#### [What needs to be done]
Among the records below, find each line that includes the string "Current" and copy it.

--- start Supplied entries ---

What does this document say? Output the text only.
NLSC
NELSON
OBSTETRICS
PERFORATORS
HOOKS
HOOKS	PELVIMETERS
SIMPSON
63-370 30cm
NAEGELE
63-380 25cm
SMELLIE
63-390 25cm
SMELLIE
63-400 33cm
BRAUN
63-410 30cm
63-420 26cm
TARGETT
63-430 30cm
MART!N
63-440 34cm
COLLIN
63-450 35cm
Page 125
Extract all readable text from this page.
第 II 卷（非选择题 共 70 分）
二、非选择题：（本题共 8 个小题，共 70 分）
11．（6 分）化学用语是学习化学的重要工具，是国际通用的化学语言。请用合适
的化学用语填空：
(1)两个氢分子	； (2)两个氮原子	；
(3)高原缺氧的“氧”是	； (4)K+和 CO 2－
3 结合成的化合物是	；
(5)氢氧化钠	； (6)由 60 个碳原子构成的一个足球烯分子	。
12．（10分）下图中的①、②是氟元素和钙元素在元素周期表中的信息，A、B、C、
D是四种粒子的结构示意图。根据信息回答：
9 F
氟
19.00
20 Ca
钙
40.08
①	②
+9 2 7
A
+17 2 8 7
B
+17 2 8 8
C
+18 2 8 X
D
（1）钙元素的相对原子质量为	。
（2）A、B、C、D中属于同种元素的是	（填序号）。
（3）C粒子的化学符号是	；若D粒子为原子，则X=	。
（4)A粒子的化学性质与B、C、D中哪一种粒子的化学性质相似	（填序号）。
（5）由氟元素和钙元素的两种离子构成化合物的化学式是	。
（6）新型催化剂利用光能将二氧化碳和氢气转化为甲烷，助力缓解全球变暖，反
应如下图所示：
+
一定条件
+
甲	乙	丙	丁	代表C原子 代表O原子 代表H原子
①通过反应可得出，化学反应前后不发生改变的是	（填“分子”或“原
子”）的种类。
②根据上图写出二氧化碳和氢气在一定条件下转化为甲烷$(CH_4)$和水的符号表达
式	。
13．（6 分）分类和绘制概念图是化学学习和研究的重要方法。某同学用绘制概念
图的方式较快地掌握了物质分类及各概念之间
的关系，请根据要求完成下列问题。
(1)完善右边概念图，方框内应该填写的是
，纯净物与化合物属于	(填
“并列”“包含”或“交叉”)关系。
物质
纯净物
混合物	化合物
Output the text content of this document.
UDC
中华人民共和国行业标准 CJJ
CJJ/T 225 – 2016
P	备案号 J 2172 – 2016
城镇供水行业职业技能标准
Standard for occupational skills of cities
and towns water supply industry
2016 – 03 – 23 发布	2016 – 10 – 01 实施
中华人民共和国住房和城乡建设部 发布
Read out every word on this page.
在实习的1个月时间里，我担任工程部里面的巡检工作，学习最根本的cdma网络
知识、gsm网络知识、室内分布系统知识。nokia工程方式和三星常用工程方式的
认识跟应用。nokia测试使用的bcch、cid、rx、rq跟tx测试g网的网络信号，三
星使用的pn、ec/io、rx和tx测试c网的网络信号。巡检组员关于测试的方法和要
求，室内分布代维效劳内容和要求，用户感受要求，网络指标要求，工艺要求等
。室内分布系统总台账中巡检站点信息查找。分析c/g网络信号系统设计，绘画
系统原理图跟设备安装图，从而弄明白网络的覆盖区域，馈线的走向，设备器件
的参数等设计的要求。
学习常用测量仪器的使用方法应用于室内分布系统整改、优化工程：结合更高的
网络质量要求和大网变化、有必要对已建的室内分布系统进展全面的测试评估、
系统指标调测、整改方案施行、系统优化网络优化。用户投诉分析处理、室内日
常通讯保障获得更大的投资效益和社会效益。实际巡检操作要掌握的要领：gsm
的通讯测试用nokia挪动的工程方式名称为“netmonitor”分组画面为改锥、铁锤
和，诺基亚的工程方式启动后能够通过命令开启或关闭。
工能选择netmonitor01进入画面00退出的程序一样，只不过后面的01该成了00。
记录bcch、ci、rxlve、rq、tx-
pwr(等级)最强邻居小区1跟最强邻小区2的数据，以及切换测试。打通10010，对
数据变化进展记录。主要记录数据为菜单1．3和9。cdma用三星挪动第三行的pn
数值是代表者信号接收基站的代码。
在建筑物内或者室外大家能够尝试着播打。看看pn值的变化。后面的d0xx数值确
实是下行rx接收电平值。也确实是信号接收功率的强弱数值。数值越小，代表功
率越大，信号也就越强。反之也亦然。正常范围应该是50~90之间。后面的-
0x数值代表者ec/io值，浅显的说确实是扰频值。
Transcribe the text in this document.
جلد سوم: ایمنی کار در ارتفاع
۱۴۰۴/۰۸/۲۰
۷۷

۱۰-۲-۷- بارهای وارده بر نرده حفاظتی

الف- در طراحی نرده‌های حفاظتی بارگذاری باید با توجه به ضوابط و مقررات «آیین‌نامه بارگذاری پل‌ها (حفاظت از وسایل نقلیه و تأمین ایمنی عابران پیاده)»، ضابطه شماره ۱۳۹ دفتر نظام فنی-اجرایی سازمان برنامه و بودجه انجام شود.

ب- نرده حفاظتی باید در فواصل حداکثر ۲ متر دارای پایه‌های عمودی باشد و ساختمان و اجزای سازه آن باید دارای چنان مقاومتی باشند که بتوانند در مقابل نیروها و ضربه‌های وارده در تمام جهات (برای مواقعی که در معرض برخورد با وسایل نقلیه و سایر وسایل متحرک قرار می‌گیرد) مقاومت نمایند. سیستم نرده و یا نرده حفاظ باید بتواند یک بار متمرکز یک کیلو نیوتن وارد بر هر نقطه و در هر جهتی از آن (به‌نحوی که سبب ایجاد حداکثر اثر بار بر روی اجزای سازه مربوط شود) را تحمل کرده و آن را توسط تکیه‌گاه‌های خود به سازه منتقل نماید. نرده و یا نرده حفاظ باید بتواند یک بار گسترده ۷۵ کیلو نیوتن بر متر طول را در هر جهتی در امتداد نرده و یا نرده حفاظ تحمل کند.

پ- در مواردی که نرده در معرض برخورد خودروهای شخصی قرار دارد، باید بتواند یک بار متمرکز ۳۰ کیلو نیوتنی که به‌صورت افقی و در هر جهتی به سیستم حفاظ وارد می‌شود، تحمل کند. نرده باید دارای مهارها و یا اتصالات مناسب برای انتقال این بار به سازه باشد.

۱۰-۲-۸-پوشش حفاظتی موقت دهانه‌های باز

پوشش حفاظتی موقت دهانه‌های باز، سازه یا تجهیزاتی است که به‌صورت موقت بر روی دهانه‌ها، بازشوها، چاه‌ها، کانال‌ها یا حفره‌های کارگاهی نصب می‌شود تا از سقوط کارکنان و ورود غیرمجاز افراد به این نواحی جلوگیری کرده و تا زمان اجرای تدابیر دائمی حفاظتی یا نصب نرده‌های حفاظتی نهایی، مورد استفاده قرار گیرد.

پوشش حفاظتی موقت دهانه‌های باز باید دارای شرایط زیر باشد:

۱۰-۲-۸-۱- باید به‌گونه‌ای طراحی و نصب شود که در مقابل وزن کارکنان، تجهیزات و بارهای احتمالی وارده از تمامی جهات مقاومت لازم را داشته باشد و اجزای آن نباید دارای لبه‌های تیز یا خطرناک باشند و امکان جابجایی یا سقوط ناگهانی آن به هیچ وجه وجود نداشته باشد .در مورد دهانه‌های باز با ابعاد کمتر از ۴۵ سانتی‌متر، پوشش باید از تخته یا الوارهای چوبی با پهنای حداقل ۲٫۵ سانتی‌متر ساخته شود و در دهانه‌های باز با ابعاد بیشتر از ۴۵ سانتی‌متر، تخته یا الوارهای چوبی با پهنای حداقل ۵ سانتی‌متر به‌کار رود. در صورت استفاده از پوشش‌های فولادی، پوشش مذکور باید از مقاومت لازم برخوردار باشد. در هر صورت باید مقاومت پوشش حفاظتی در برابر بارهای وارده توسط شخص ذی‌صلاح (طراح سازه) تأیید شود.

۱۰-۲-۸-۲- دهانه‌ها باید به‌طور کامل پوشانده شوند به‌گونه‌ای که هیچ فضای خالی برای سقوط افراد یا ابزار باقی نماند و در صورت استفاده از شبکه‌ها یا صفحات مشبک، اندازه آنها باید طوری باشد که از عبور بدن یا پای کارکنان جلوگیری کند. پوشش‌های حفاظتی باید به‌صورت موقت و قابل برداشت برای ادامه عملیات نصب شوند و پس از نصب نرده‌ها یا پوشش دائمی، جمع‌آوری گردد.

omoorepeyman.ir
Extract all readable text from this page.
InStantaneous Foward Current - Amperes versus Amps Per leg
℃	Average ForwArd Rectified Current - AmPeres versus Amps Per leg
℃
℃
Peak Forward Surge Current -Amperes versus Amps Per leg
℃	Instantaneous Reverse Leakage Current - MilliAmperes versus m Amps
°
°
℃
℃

--- end Supplied entries ---

#### [Task output]
InStantaneous Foward Current - Amperes versus Amps Per leg
℃	Average ForwArd Rectified Current - AmPeres versus Amps Per leg
Peak Forward Surge Current -Amperes versus Amps Per leg
℃	Instantaneous Reverse Leakage Current - MilliAmperes versus m Amps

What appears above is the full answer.